* start Given data *

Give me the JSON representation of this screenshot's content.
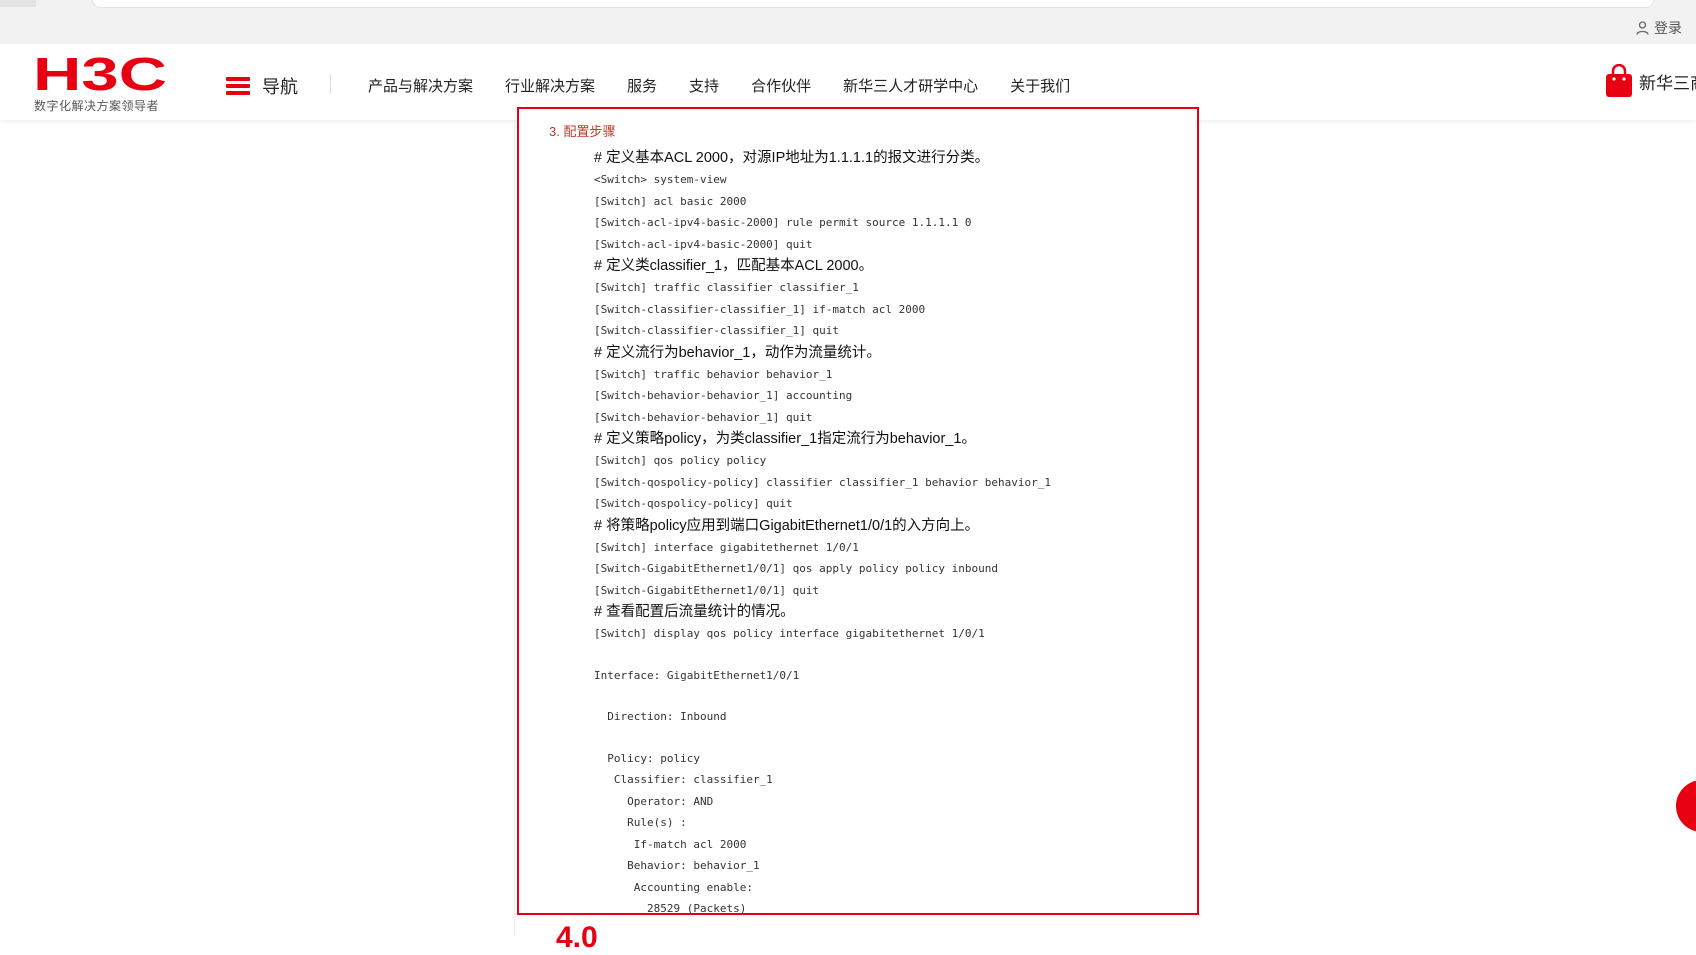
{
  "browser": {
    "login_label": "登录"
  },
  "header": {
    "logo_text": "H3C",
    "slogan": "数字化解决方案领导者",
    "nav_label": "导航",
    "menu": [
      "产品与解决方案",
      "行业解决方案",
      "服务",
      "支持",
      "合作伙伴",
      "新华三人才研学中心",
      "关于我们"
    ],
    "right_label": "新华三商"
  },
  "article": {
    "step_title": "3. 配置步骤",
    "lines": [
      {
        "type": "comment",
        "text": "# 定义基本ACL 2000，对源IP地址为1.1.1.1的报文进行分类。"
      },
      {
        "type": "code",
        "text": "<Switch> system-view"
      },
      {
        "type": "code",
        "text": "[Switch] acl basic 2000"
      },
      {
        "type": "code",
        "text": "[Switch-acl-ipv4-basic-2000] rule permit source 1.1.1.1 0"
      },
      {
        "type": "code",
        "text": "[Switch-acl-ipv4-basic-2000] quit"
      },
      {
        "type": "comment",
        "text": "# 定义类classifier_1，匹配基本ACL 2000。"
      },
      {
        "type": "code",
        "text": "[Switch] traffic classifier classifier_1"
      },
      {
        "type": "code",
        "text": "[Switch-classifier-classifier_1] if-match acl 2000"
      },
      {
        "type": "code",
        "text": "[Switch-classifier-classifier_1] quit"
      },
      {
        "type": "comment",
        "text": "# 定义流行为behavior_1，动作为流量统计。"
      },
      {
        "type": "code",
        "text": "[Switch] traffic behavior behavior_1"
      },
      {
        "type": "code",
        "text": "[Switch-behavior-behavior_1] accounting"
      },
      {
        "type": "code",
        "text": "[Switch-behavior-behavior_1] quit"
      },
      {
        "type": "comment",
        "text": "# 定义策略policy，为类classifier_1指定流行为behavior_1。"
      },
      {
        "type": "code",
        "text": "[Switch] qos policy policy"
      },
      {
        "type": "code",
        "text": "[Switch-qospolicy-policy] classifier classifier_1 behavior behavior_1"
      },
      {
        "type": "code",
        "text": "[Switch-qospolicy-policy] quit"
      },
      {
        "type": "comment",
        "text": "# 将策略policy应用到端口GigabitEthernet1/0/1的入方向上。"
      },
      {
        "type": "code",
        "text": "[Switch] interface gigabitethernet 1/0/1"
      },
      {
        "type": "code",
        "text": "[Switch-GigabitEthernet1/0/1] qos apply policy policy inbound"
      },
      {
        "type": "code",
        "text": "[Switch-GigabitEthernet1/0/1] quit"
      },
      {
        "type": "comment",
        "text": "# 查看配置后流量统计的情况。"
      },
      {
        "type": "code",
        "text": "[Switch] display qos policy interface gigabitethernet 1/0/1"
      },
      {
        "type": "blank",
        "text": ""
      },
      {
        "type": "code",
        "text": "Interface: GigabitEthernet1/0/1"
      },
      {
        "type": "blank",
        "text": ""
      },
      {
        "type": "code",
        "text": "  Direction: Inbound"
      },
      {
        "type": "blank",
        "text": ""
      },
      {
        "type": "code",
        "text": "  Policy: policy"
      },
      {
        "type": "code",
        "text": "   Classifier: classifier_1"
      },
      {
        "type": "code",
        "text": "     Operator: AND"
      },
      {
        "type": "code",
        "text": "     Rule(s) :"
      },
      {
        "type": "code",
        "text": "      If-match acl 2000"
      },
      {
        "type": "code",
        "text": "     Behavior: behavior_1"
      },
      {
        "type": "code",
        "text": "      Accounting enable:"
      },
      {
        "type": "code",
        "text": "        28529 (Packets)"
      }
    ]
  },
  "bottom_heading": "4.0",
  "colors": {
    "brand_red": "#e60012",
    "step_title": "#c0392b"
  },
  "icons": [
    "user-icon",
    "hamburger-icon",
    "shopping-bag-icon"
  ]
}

* end Given data *

= Task objective =
Compute how many lines include the string "traffic", then give that number by itself.

= Complete answer =
2